-------- RECORD LIST --------

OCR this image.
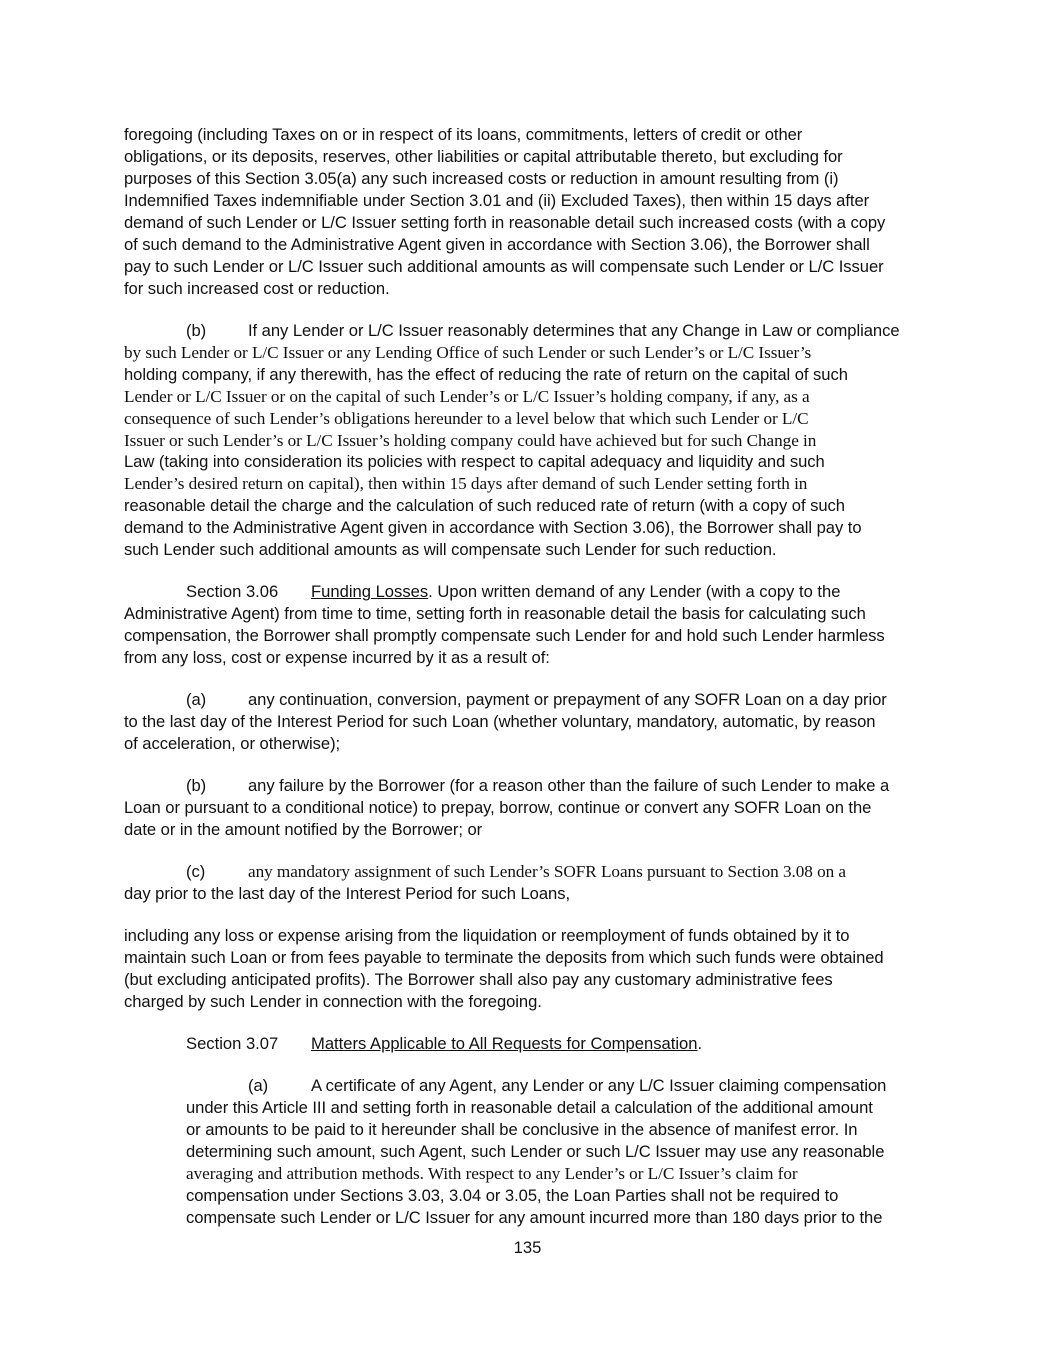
foregoing (including Taxes on or in respect of its loans, commitments, letters of credit or other
obligations, or its deposits, reserves, other liabilities or capital attributable thereto, but excluding for
purposes of this Section 3.05(a) any such increased costs or reduction in amount resulting from (i)
Indemnified Taxes indemnifiable under Section 3.01 and (ii) Excluded Taxes), then within 15 days after
demand of such Lender or L/C Issuer setting forth in reasonable detail such increased costs (with a copy
of such demand to the Administrative Agent given in accordance with Section 3.06), the Borrower shall
pay to such Lender or L/C Issuer such additional amounts as will compensate such Lender or L/C Issuer
for such increased cost or reduction.
(b)	If any Lender or L/C Issuer reasonably determines that any Change in Law or compliance
by such Lender or L/C Issuer or any Lending Office of such Lender or such Lender’s or L/C Issuer’s
holding company, if any therewith, has the effect of reducing the rate of return on the capital of such
Lender or L/C Issuer or on the capital of such Lender’s or L/C Issuer’s holding company, if any, as a
consequence of such Lender’s obligations hereunder to a level below that which such Lender or L/C
Issuer or such Lender’s or L/C Issuer’s holding company could have achieved but for such Change in
Law (taking into consideration its policies with respect to capital adequacy and liquidity and such
Lender’s desired return on capital), then within 15 days after demand of such Lender setting forth in
reasonable detail the charge and the calculation of such reduced rate of return (with a copy of such
demand to the Administrative Agent given in accordance with Section 3.06), the Borrower shall pay to
such Lender such additional amounts as will compensate such Lender for such reduction.
Section 3.06 Funding Losses. Upon written demand of any Lender (with a copy to the
Administrative Agent) from time to time, setting forth in reasonable detail the basis for calculating such
compensation, the Borrower shall promptly compensate such Lender for and hold such Lender harmless
from any loss, cost or expense incurred by it as a result of:
(a)	any continuation, conversion, payment or prepayment of any SOFR Loan on a day prior
to the last day of the Interest Period for such Loan (whether voluntary, mandatory, automatic, by reason
of acceleration, or otherwise);
(b)	any failure by the Borrower (for a reason other than the failure of such Lender to make a
Loan or pursuant to a conditional notice) to prepay, borrow, continue or convert any SOFR Loan on the
date or in the amount notified by the Borrower; or
(c) any mandatory assignment of such Lender’s SOFR Loans pursuant to Section 3.08 on a
day prior to the last day of the Interest Period for such Loans,
including any loss or expense arising from the liquidation or reemployment of funds obtained by it to
maintain such Loan or from fees payable to terminate the deposits from which such funds were obtained
(but excluding anticipated profits). The Borrower shall also pay any customary administrative fees
charged by such Lender in connection with the foregoing.
Section 3.07 Matters Applicable to All Requests for Compensation.
(a)	A certificate of any Agent, any Lender or any L/C Issuer claiming compensation
under this Article III and setting forth in reasonable detail a calculation of the additional amount
or amounts to be paid to it hereunder shall be conclusive in the absence of manifest error. In
determining such amount, such Agent, such Lender or such L/C Issuer may use any reasonable
averaging and attribution methods. With respect to any Lender’s or L/C Issuer’s claim for
compensation under Sections 3.03, 3.04 or 3.05, the Loan Parties shall not be required to
compensate such Lender or L/C Issuer for any amount incurred more than 180 days prior to the
135
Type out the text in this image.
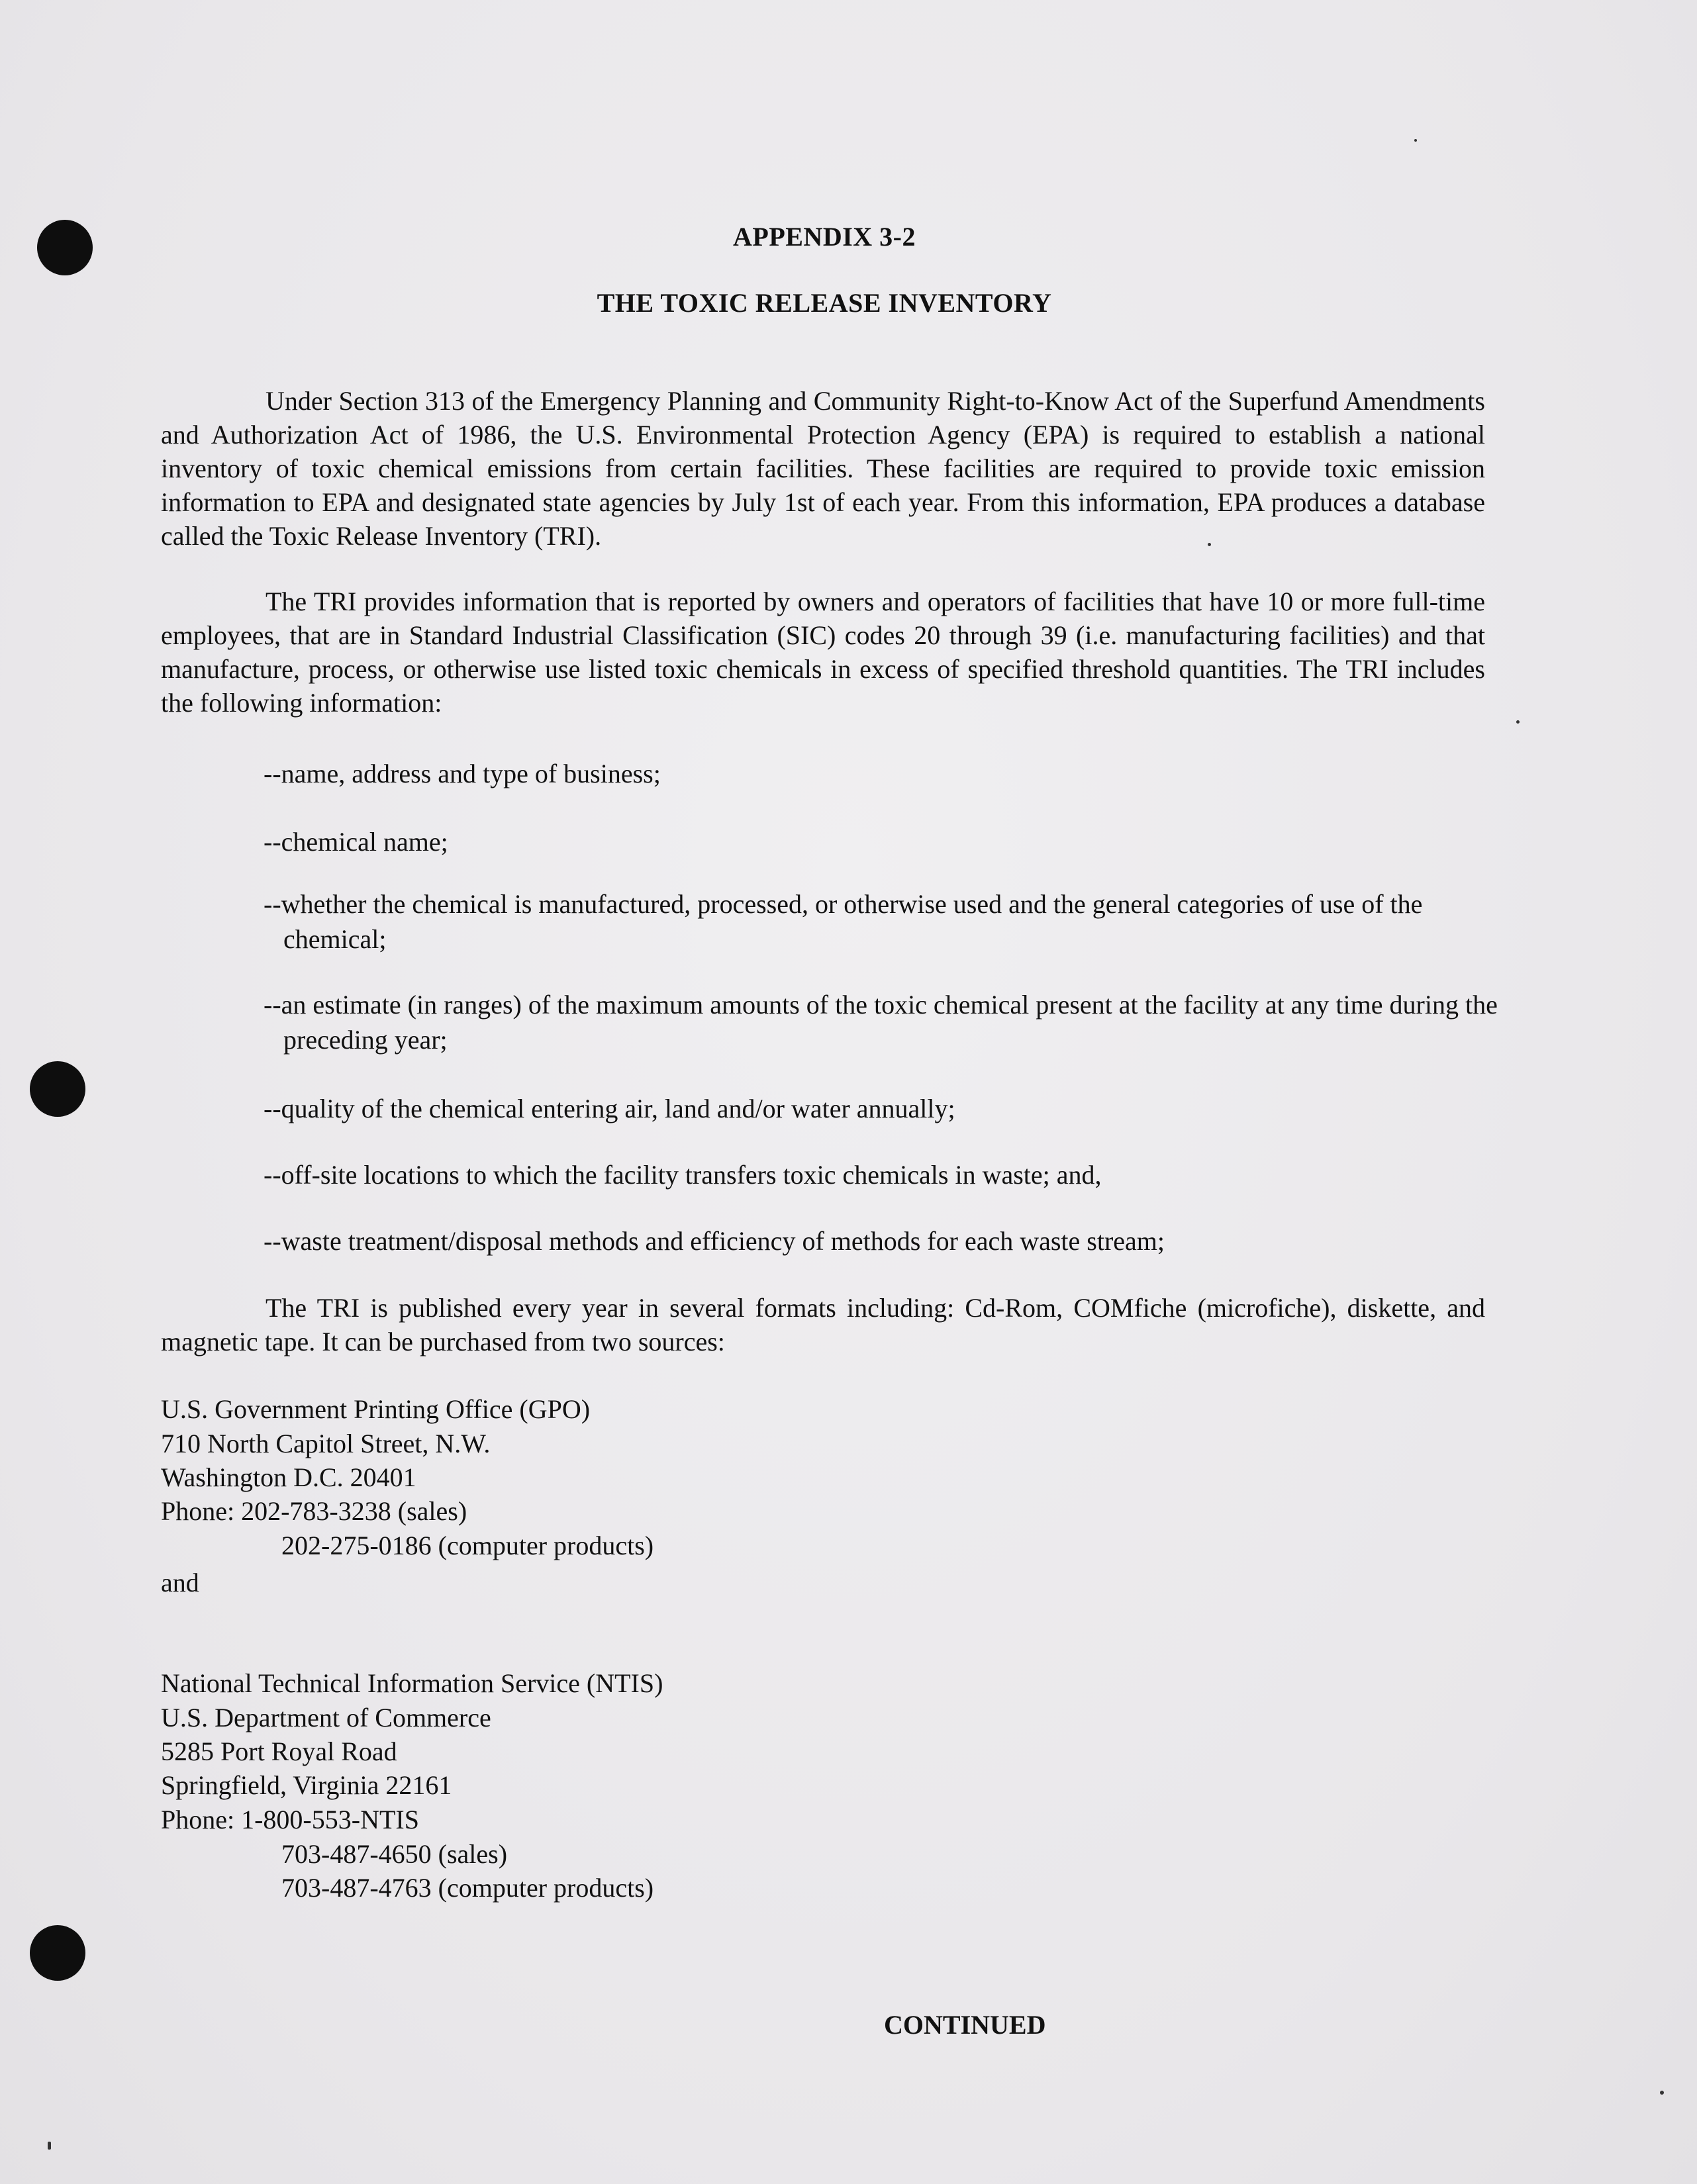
APPENDIX 3-2
THE TOXIC RELEASE INVENTORY
Under Section 313 of the Emergency Planning and Community Right-to-Know Act of the Superfund Amendments and Authorization Act of 1986, the U.S. Environmental Protection Agency (EPA) is required to establish a national inventory of toxic chemical emissions from certain facilities. These facilities are required to provide toxic emission information to EPA and designated state agencies by July 1st of each year. From this information, EPA produces a database called the Toxic Release Inventory (TRI).
The TRI provides information that is reported by owners and operators of facilities that have 10 or more full-time employees, that are in Standard Industrial Classification (SIC) codes 20 through 39 (i.e. manufacturing facilities) and that manufacture, process, or otherwise use listed toxic chemicals in excess of specified threshold quantities. The TRI includes the following information:
--name, address and type of business;
--chemical name;
--whether the chemical is manufactured, processed, or otherwise used and the general categories of use of the chemical;
--an estimate (in ranges) of the maximum amounts of the toxic chemical present at the facility at any time during the preceding year;
--quality of the chemical entering air, land and/or water annually;
--off-site locations to which the facility transfers toxic chemicals in waste; and,
--waste treatment/disposal methods and efficiency of methods for each waste stream;
The TRI is published every year in several formats including: Cd-Rom, COMfiche (microfiche), diskette, and magnetic tape. It can be purchased from two sources:
U.S. Government Printing Office (GPO)
710 North Capitol Street, N.W.
Washington D.C. 20401
Phone: 202-783-3238 (sales)
202-275-0186 (computer products)
and
National Technical Information Service (NTIS)
U.S. Department of Commerce
5285 Port Royal Road
Springfield, Virginia 22161
Phone: 1-800-553-NTIS
703-487-4650 (sales)
703-487-4763 (computer products)
CONTINUED
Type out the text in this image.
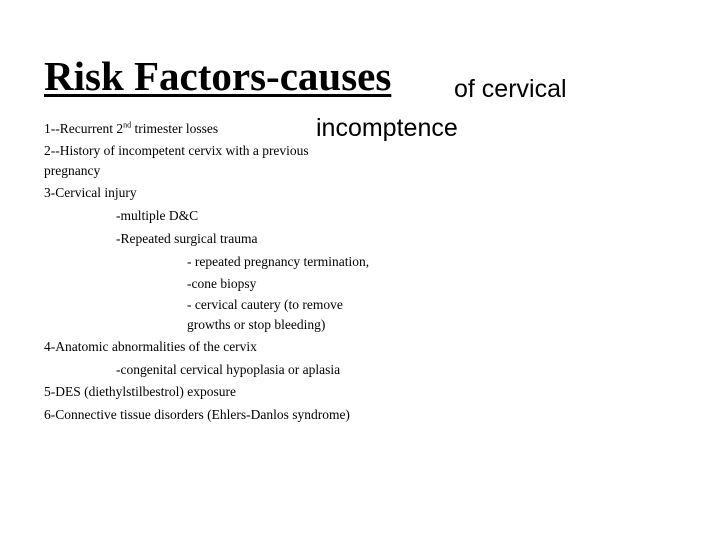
Risk Factors-causes	of cervical
incomptence
1--Recurrent 2nd trimester losses
2--History of incompetent cervix with a previous
pregnancy
3-Cervical injury
-multiple D&C
-Repeated surgical trauma
- repeated pregnancy termination,
-cone biopsy
- cervical cautery (to remove
growths or stop bleeding)
4-Anatomic abnormalities of the cervix
-congenital cervical hypoplasia or aplasia
5-DES (diethylstilbestrol) exposure
6-Connective tissue disorders (Ehlers-Danlos syndrome)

--------

WRITTEN INSTRUCTION – Print the entries above exactly, taking out only the pictures.

OUTPUT BELOW –
OCR this image.
foregoing (including Taxes on or in respect of its loans, commitments, letters of credit or other
obligations, or its deposits, reserves, other liabilities or capital attributable thereto, but excluding for
purposes of this Section 3.05(a) any such increased costs or reduction in amount resulting from (i)
Indemnified Taxes indemnifiable under Section 3.01 and (ii) Excluded Taxes), then within 15 days after
demand of such Lender or L/C Issuer setting forth in reasonable detail such increased costs (with a copy
of such demand to the Administrative Agent given in accordance with Section 3.06), the Borrower shall
pay to such Lender or L/C Issuer such additional amounts as will compensate such Lender or L/C Issuer
for such increased cost or reduction.
(b)	If any Lender or L/C Issuer reasonably determines that any Change in Law or compliance
by such Lender or L/C Issuer or any Lending Office of such Lender or such Lender’s or L/C Issuer’s
holding company, if any therewith, has the effect of reducing the rate of return on the capital of such
Lender or L/C Issuer or on the capital of such Lender’s or L/C Issuer’s holding company, if any, as a
consequence of such Lender’s obligations hereunder to a level below that which such Lender or L/C
Issuer or such Lender’s or L/C Issuer’s holding company could have achieved but for such Change in
Law (taking into consideration its policies with respect to capital adequacy and liquidity and such
Lender’s desired return on capital), then within 15 days after demand of such Lender setting forth in
reasonable detail the charge and the calculation of such reduced rate of return (with a copy of such
demand to the Administrative Agent given in accordance with Section 3.06), the Borrower shall pay to
such Lender such additional amounts as will compensate such Lender for such reduction.
Section 3.06 Funding Losses. Upon written demand of any Lender (with a copy to the
Administrative Agent) from time to time, setting forth in reasonable detail the basis for calculating such
compensation, the Borrower shall promptly compensate such Lender for and hold such Lender harmless
from any loss, cost or expense incurred by it as a result of:
(a)	any continuation, conversion, payment or prepayment of any SOFR Loan on a day prior
to the last day of the Interest Period for such Loan (whether voluntary, mandatory, automatic, by reason
of acceleration, or otherwise);
(b)	any failure by the Borrower (for a reason other than the failure of such Lender to make a
Loan or pursuant to a conditional notice) to prepay, borrow, continue or convert any SOFR Loan on the
date or in the amount notified by the Borrower; or
(c) any mandatory assignment of such Lender’s SOFR Loans pursuant to Section 3.08 on a
day prior to the last day of the Interest Period for such Loans,
including any loss or expense arising from the liquidation or reemployment of funds obtained by it to
maintain such Loan or from fees payable to terminate the deposits from which such funds were obtained
(but excluding anticipated profits). The Borrower shall also pay any customary administrative fees
charged by such Lender in connection with the foregoing.
Section 3.07 Matters Applicable to All Requests for Compensation.
(a)	A certificate of any Agent, any Lender or any L/C Issuer claiming compensation
under this Article III and setting forth in reasonable detail a calculation of the additional amount
or amounts to be paid to it hereunder shall be conclusive in the absence of manifest error. In
determining such amount, such Agent, such Lender or such L/C Issuer may use any reasonable
averaging and attribution methods. With respect to any Lender’s or L/C Issuer’s claim for
compensation under Sections 3.03, 3.04 or 3.05, the Loan Parties shall not be required to
compensate such Lender or L/C Issuer for any amount incurred more than 180 days prior to the
135
Type out the text in this image.
APPENDIX 3-2
THE TOXIC RELEASE INVENTORY
Under Section 313 of the Emergency Planning and Community Right-to-Know Act of the Superfund Amendments and Authorization Act of 1986, the U.S. Environmental Protection Agency (EPA) is required to establish a national inventory of toxic chemical emissions from certain facilities. These facilities are required to provide toxic emission information to EPA and designated state agencies by July 1st of each year. From this information, EPA produces a database called the Toxic Release Inventory (TRI).
The TRI provides information that is reported by owners and operators of facilities that have 10 or more full-time employees, that are in Standard Industrial Classification (SIC) codes 20 through 39 (i.e. manufacturing facilities) and that manufacture, process, or otherwise use listed toxic chemicals in excess of specified threshold quantities. The TRI includes the following information:
--name, address and type of business;
--chemical name;
--whether the chemical is manufactured, processed, or otherwise used and the general categories of use of the chemical;
--an estimate (in ranges) of the maximum amounts of the toxic chemical present at the facility at any time during the preceding year;
--quality of the chemical entering air, land and/or water annually;
--off-site locations to which the facility transfers toxic chemicals in waste; and,
--waste treatment/disposal methods and efficiency of methods for each waste stream;
The TRI is published every year in several formats including: Cd-Rom, COMfiche (microfiche), diskette, and magnetic tape. It can be purchased from two sources:
U.S. Government Printing Office (GPO)
710 North Capitol Street, N.W.
Washington D.C. 20401
Phone: 202-783-3238 (sales)
202-275-0186 (computer products)
and
National Technical Information Service (NTIS)
U.S. Department of Commerce
5285 Port Royal Road
Springfield, Virginia 22161
Phone: 1-800-553-NTIS
703-487-4650 (sales)
703-487-4763 (computer products)
CONTINUED
Type out the text in this image.
Risk Factors-causes	of cervical
incomptence
1--Recurrent 2nd trimester losses
2--History of incompetent cervix with a previous
pregnancy
3-Cervical injury
-multiple D&C
-Repeated surgical trauma
- repeated pregnancy termination,
-cone biopsy
- cervical cautery (to remove
growths or stop bleeding)
4-Anatomic abnormalities of the cervix
-congenital cervical hypoplasia or aplasia
5-DES (diethylstilbestrol) exposure
6-Connective tissue disorders (Ehlers-Danlos syndrome)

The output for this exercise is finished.